Pull every line that holds the word "structure" from the entries.

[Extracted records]
+-------+
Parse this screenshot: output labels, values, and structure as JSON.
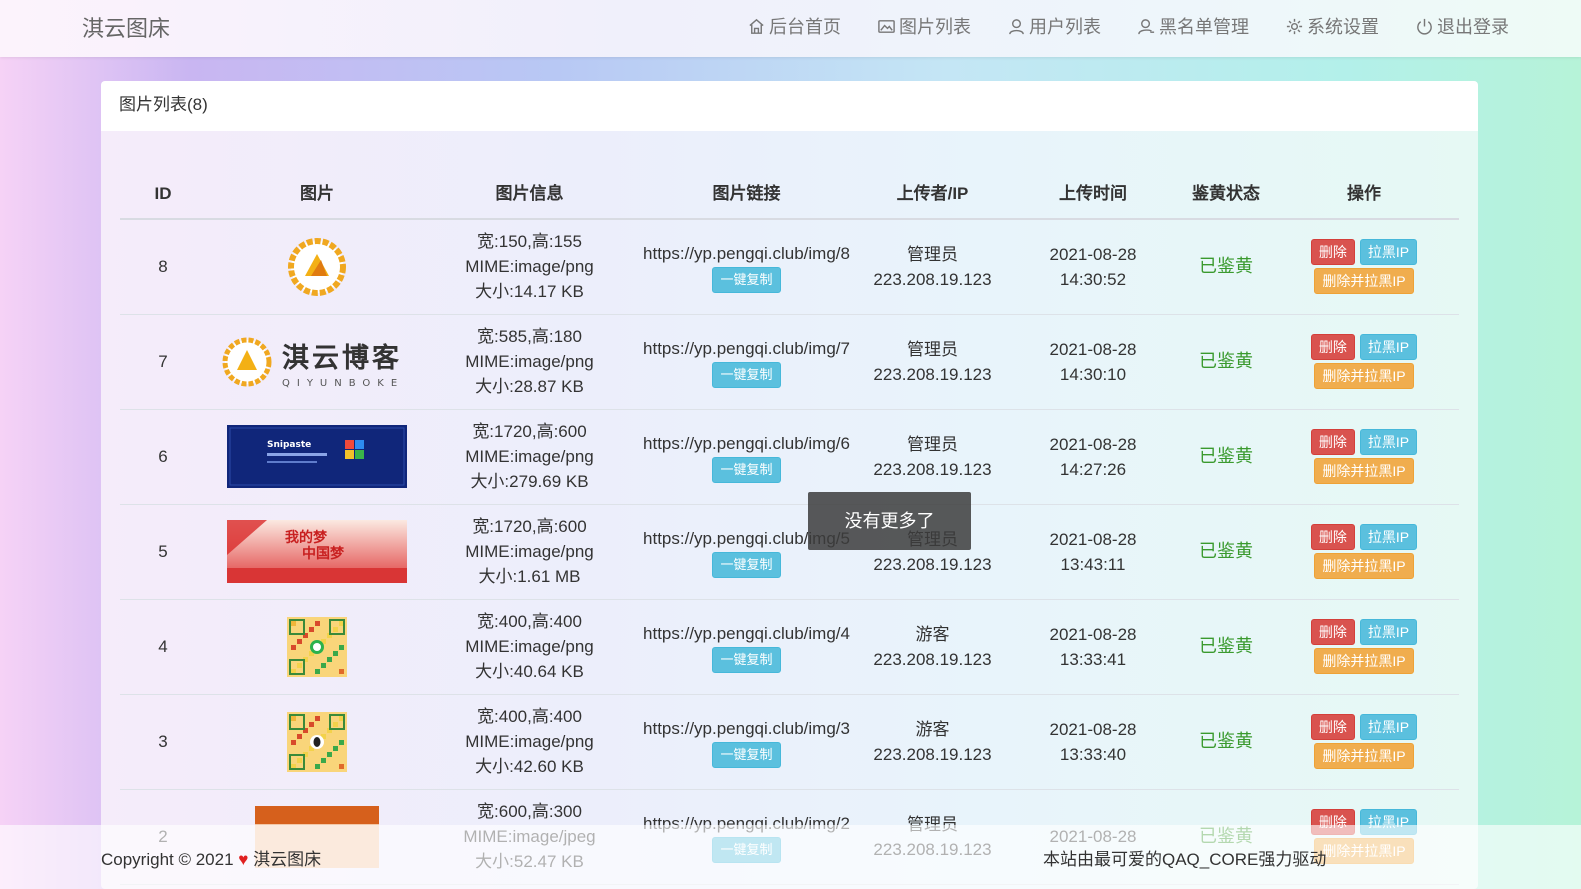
{
  "brand": "淇云图床",
  "nav": [
    {
      "label": "后台首页",
      "icon": "home-icon"
    },
    {
      "label": "图片列表",
      "icon": "image-icon"
    },
    {
      "label": "用户列表",
      "icon": "user-icon"
    },
    {
      "label": "黑名单管理",
      "icon": "user-block-icon"
    },
    {
      "label": "系统设置",
      "icon": "gear-icon"
    },
    {
      "label": "退出登录",
      "icon": "power-icon"
    }
  ],
  "panel": {
    "title": "图片列表(8)"
  },
  "table": {
    "headers": [
      "ID",
      "图片",
      "图片信息",
      "图片链接",
      "上传者/IP",
      "上传时间",
      "鉴黄状态",
      "操作"
    ],
    "rows": [
      {
        "id": "8",
        "thumb": "qiyun-logo",
        "size_wh": "宽:150,高:155",
        "mime": "MIME:image/png",
        "filesize": "大小:14.17 KB",
        "link": "https://yp.pengqi.club/img/8",
        "uploader": "管理员",
        "ip": "223.208.19.123",
        "date": "2021-08-28",
        "time": "14:30:52",
        "status": "已鉴黄"
      },
      {
        "id": "7",
        "thumb": "qiyun-banner",
        "size_wh": "宽:585,高:180",
        "mime": "MIME:image/png",
        "filesize": "大小:28.87 KB",
        "link": "https://yp.pengqi.club/img/7",
        "uploader": "管理员",
        "ip": "223.208.19.123",
        "date": "2021-08-28",
        "time": "14:30:10",
        "status": "已鉴黄"
      },
      {
        "id": "6",
        "thumb": "snipaste-banner",
        "size_wh": "宽:1720,高:600",
        "mime": "MIME:image/png",
        "filesize": "大小:279.69 KB",
        "link": "https://yp.pengqi.club/img/6",
        "uploader": "管理员",
        "ip": "223.208.19.123",
        "date": "2021-08-28",
        "time": "14:27:26",
        "status": "已鉴黄"
      },
      {
        "id": "5",
        "thumb": "chinese-dream-banner",
        "size_wh": "宽:1720,高:600",
        "mime": "MIME:image/png",
        "filesize": "大小:1.61 MB",
        "link": "https://yp.pengqi.club/img/5",
        "uploader": "管理员",
        "ip": "223.208.19.123",
        "date": "2021-08-28",
        "time": "13:43:11",
        "status": "已鉴黄"
      },
      {
        "id": "4",
        "thumb": "wechat-qr",
        "size_wh": "宽:400,高:400",
        "mime": "MIME:image/png",
        "filesize": "大小:40.64 KB",
        "link": "https://yp.pengqi.club/img/4",
        "uploader": "游客",
        "ip": "223.208.19.123",
        "date": "2021-08-28",
        "time": "13:33:41",
        "status": "已鉴黄"
      },
      {
        "id": "3",
        "thumb": "qq-qr",
        "size_wh": "宽:400,高:400",
        "mime": "MIME:image/png",
        "filesize": "大小:42.60 KB",
        "link": "https://yp.pengqi.club/img/3",
        "uploader": "游客",
        "ip": "223.208.19.123",
        "date": "2021-08-28",
        "time": "13:33:40",
        "status": "已鉴黄"
      },
      {
        "id": "2",
        "thumb": "orange-banner",
        "size_wh": "宽:600,高:300",
        "mime": "MIME:image/jpeg",
        "filesize": "大小:52.47 KB",
        "link": "https://yp.pengqi.club/img/2",
        "uploader": "管理员",
        "ip": "223.208.19.123",
        "date": "2021-08-28",
        "time": "",
        "status": "已鉴黄"
      }
    ],
    "copy_label": "一键复制",
    "delete_label": "删除",
    "block_ip_label": "拉黑IP",
    "delete_block_label": "删除并拉黑IP"
  },
  "thumb_text": {
    "qiyun_title": "淇云博客",
    "qiyun_sub": "QIYUNBOKE",
    "snipaste": "Snipaste",
    "dream": "我的梦",
    "dream2": "中国梦"
  },
  "toast": "没有更多了",
  "footer": {
    "copyright": "Copyright © 2021",
    "site": "淇云图床",
    "powered": "本站由最可爱的QAQ_CORE强力驱动"
  }
}
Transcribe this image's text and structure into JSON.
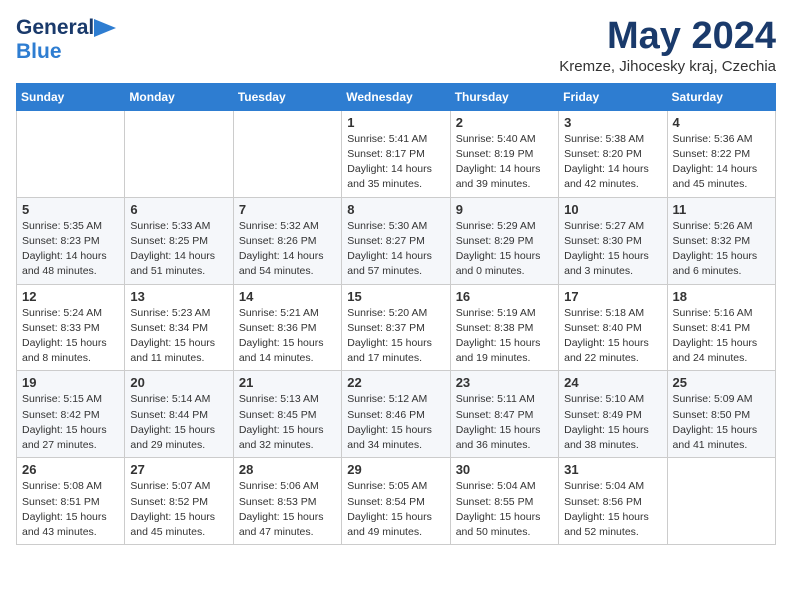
{
  "header": {
    "logo_general": "General",
    "logo_blue": "Blue",
    "month_title": "May 2024",
    "location": "Kremze, Jihocesky kraj, Czechia"
  },
  "days_of_week": [
    "Sunday",
    "Monday",
    "Tuesday",
    "Wednesday",
    "Thursday",
    "Friday",
    "Saturday"
  ],
  "weeks": [
    [
      {
        "day": "",
        "info": ""
      },
      {
        "day": "",
        "info": ""
      },
      {
        "day": "",
        "info": ""
      },
      {
        "day": "1",
        "info": "Sunrise: 5:41 AM\nSunset: 8:17 PM\nDaylight: 14 hours\nand 35 minutes."
      },
      {
        "day": "2",
        "info": "Sunrise: 5:40 AM\nSunset: 8:19 PM\nDaylight: 14 hours\nand 39 minutes."
      },
      {
        "day": "3",
        "info": "Sunrise: 5:38 AM\nSunset: 8:20 PM\nDaylight: 14 hours\nand 42 minutes."
      },
      {
        "day": "4",
        "info": "Sunrise: 5:36 AM\nSunset: 8:22 PM\nDaylight: 14 hours\nand 45 minutes."
      }
    ],
    [
      {
        "day": "5",
        "info": "Sunrise: 5:35 AM\nSunset: 8:23 PM\nDaylight: 14 hours\nand 48 minutes."
      },
      {
        "day": "6",
        "info": "Sunrise: 5:33 AM\nSunset: 8:25 PM\nDaylight: 14 hours\nand 51 minutes."
      },
      {
        "day": "7",
        "info": "Sunrise: 5:32 AM\nSunset: 8:26 PM\nDaylight: 14 hours\nand 54 minutes."
      },
      {
        "day": "8",
        "info": "Sunrise: 5:30 AM\nSunset: 8:27 PM\nDaylight: 14 hours\nand 57 minutes."
      },
      {
        "day": "9",
        "info": "Sunrise: 5:29 AM\nSunset: 8:29 PM\nDaylight: 15 hours\nand 0 minutes."
      },
      {
        "day": "10",
        "info": "Sunrise: 5:27 AM\nSunset: 8:30 PM\nDaylight: 15 hours\nand 3 minutes."
      },
      {
        "day": "11",
        "info": "Sunrise: 5:26 AM\nSunset: 8:32 PM\nDaylight: 15 hours\nand 6 minutes."
      }
    ],
    [
      {
        "day": "12",
        "info": "Sunrise: 5:24 AM\nSunset: 8:33 PM\nDaylight: 15 hours\nand 8 minutes."
      },
      {
        "day": "13",
        "info": "Sunrise: 5:23 AM\nSunset: 8:34 PM\nDaylight: 15 hours\nand 11 minutes."
      },
      {
        "day": "14",
        "info": "Sunrise: 5:21 AM\nSunset: 8:36 PM\nDaylight: 15 hours\nand 14 minutes."
      },
      {
        "day": "15",
        "info": "Sunrise: 5:20 AM\nSunset: 8:37 PM\nDaylight: 15 hours\nand 17 minutes."
      },
      {
        "day": "16",
        "info": "Sunrise: 5:19 AM\nSunset: 8:38 PM\nDaylight: 15 hours\nand 19 minutes."
      },
      {
        "day": "17",
        "info": "Sunrise: 5:18 AM\nSunset: 8:40 PM\nDaylight: 15 hours\nand 22 minutes."
      },
      {
        "day": "18",
        "info": "Sunrise: 5:16 AM\nSunset: 8:41 PM\nDaylight: 15 hours\nand 24 minutes."
      }
    ],
    [
      {
        "day": "19",
        "info": "Sunrise: 5:15 AM\nSunset: 8:42 PM\nDaylight: 15 hours\nand 27 minutes."
      },
      {
        "day": "20",
        "info": "Sunrise: 5:14 AM\nSunset: 8:44 PM\nDaylight: 15 hours\nand 29 minutes."
      },
      {
        "day": "21",
        "info": "Sunrise: 5:13 AM\nSunset: 8:45 PM\nDaylight: 15 hours\nand 32 minutes."
      },
      {
        "day": "22",
        "info": "Sunrise: 5:12 AM\nSunset: 8:46 PM\nDaylight: 15 hours\nand 34 minutes."
      },
      {
        "day": "23",
        "info": "Sunrise: 5:11 AM\nSunset: 8:47 PM\nDaylight: 15 hours\nand 36 minutes."
      },
      {
        "day": "24",
        "info": "Sunrise: 5:10 AM\nSunset: 8:49 PM\nDaylight: 15 hours\nand 38 minutes."
      },
      {
        "day": "25",
        "info": "Sunrise: 5:09 AM\nSunset: 8:50 PM\nDaylight: 15 hours\nand 41 minutes."
      }
    ],
    [
      {
        "day": "26",
        "info": "Sunrise: 5:08 AM\nSunset: 8:51 PM\nDaylight: 15 hours\nand 43 minutes."
      },
      {
        "day": "27",
        "info": "Sunrise: 5:07 AM\nSunset: 8:52 PM\nDaylight: 15 hours\nand 45 minutes."
      },
      {
        "day": "28",
        "info": "Sunrise: 5:06 AM\nSunset: 8:53 PM\nDaylight: 15 hours\nand 47 minutes."
      },
      {
        "day": "29",
        "info": "Sunrise: 5:05 AM\nSunset: 8:54 PM\nDaylight: 15 hours\nand 49 minutes."
      },
      {
        "day": "30",
        "info": "Sunrise: 5:04 AM\nSunset: 8:55 PM\nDaylight: 15 hours\nand 50 minutes."
      },
      {
        "day": "31",
        "info": "Sunrise: 5:04 AM\nSunset: 8:56 PM\nDaylight: 15 hours\nand 52 minutes."
      },
      {
        "day": "",
        "info": ""
      }
    ]
  ]
}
+-------+
=== Answer ===
Parse this screenshot: output labels, values, and structure as JSON.
Transcribe this image's text and structure into JSON.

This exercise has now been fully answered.